PROMPT
Review the listing and copy each line that holds the word "политики".

LISTING
────────────────

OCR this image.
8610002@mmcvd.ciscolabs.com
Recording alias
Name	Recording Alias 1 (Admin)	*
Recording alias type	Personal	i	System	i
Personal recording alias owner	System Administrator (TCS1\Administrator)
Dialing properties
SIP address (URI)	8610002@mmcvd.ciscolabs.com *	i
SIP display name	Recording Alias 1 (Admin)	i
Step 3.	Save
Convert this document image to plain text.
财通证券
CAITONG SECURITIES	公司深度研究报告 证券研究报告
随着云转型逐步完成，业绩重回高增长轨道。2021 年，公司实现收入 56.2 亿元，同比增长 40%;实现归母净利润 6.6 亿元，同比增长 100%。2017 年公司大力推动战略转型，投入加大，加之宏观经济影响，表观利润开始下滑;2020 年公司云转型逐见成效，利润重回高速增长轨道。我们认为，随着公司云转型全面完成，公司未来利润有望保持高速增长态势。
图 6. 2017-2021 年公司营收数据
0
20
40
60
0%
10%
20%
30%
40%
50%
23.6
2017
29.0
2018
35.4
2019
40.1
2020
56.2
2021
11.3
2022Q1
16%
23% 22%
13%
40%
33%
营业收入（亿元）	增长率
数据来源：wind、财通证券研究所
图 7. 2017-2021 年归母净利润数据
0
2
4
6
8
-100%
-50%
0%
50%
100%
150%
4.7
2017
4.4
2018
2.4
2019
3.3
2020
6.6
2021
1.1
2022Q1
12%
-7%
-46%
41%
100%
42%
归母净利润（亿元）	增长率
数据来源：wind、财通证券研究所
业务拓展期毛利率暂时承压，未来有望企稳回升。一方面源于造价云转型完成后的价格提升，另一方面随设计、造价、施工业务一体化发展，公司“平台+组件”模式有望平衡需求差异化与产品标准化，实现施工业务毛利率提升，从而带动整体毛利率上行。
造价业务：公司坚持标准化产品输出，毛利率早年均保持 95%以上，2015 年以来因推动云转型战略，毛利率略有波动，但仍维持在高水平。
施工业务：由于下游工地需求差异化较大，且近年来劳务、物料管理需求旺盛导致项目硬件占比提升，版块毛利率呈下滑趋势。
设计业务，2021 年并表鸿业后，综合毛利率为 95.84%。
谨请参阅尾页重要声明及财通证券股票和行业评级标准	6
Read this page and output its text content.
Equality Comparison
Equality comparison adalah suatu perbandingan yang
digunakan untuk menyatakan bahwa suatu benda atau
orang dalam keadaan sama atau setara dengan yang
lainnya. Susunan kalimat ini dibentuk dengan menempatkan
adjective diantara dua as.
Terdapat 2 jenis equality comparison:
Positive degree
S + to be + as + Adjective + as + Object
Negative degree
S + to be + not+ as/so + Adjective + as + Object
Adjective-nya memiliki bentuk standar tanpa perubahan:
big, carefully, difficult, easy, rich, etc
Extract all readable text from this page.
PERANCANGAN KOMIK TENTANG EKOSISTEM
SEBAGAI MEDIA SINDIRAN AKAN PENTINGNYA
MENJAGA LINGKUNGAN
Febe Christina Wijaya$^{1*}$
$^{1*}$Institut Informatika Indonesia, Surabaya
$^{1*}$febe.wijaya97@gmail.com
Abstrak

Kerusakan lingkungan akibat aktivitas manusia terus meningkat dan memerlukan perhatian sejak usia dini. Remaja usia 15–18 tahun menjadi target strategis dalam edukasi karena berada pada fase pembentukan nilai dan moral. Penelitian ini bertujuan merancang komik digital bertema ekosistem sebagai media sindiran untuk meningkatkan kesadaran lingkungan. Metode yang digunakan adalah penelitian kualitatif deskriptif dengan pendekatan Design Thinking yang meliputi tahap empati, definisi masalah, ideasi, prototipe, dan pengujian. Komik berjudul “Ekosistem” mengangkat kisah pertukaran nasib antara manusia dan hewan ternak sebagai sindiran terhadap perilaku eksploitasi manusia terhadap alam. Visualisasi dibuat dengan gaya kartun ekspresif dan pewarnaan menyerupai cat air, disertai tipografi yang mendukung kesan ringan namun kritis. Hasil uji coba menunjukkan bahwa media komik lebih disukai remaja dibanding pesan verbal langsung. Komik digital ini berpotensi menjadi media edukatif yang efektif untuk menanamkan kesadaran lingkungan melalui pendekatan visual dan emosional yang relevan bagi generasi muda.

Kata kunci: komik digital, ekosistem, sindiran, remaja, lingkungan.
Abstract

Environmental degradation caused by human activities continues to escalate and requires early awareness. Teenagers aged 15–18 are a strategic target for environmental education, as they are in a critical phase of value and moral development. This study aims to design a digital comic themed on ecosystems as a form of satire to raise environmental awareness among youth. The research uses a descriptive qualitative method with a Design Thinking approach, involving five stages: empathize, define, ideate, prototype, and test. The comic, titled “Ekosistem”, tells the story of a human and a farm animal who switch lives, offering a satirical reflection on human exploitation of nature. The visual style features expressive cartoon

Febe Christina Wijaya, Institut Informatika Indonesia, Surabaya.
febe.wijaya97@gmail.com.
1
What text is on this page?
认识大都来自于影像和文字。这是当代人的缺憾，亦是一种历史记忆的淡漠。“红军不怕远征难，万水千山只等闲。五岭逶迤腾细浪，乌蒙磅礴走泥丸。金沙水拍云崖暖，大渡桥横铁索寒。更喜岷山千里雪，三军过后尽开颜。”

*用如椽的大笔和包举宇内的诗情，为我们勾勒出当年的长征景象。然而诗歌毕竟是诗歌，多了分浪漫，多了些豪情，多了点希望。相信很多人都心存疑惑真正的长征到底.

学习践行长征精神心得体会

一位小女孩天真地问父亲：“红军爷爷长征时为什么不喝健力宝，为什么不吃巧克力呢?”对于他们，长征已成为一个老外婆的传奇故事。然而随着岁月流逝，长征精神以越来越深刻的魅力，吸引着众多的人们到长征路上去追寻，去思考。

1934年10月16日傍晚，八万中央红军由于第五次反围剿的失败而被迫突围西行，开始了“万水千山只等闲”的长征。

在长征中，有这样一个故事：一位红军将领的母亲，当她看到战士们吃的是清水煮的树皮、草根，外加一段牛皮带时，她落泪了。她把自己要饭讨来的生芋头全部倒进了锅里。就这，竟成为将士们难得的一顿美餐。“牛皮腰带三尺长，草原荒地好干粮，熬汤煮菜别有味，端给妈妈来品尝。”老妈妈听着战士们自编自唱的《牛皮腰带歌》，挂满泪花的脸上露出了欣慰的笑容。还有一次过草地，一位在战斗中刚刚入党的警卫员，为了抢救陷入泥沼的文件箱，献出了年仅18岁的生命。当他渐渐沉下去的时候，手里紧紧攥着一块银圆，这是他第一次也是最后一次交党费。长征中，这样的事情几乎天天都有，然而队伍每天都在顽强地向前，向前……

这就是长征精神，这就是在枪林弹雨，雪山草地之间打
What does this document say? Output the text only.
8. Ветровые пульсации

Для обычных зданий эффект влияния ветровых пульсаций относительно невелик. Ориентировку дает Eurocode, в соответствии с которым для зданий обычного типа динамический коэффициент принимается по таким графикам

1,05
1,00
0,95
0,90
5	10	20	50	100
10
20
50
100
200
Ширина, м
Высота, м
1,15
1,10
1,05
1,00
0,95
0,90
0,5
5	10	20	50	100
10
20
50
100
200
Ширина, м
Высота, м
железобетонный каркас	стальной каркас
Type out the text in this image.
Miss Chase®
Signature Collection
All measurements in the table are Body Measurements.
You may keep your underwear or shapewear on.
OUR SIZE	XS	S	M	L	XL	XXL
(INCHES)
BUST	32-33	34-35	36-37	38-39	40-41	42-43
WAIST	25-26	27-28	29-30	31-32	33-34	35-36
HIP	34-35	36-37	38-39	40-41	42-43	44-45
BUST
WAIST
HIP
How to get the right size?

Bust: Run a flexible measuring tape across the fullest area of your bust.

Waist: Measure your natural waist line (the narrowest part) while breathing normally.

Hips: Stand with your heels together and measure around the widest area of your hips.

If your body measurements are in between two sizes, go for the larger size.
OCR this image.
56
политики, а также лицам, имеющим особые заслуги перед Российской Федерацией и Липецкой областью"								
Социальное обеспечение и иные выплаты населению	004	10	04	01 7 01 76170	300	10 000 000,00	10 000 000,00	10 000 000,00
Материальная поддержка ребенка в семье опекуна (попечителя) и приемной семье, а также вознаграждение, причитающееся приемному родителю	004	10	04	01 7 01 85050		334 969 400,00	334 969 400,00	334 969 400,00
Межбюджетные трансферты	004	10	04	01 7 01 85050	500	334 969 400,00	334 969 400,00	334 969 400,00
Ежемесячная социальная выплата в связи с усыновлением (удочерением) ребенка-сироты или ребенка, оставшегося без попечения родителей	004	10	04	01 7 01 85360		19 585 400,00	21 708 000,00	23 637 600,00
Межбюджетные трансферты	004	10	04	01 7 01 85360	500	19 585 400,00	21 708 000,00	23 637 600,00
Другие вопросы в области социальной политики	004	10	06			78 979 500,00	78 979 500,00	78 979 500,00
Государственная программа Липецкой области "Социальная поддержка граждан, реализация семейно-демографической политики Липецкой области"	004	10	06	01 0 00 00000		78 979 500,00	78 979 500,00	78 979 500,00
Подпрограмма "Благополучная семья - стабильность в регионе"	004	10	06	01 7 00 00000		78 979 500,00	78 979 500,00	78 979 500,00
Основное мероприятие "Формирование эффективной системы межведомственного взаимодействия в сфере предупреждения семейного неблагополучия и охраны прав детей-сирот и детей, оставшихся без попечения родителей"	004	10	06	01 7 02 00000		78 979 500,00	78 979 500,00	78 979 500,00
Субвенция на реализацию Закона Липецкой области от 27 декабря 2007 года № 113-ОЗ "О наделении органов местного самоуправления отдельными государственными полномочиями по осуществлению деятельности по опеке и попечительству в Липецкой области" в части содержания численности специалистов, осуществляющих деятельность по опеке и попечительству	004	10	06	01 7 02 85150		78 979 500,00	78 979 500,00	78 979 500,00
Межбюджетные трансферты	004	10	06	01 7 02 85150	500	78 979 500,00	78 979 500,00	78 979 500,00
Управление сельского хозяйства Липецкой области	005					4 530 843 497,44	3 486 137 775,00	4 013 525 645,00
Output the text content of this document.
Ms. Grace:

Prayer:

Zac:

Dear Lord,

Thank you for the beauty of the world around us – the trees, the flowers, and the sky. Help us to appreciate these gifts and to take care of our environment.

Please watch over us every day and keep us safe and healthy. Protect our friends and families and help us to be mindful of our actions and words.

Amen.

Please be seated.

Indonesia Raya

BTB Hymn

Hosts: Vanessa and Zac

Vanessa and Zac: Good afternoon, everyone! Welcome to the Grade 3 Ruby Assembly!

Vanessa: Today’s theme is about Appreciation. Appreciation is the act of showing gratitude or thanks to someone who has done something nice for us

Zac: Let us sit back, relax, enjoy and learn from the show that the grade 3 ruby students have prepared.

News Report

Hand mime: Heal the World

────────────────

TASK RESULT
политики, а также лицам, имеющим особые заслуги перед Российской Федерацией и Липецкой областью"								
Другие вопросы в области социальной политики	004	10	06			78 979 500,00	78 979 500,00	78 979 500,00
Государственная программа Липецкой области "Социальная поддержка граждан, реализация семейно-демографической политики Липецкой области"	004	10	06	01 0 00 00000		78 979 500,00	78 979 500,00	78 979 500,00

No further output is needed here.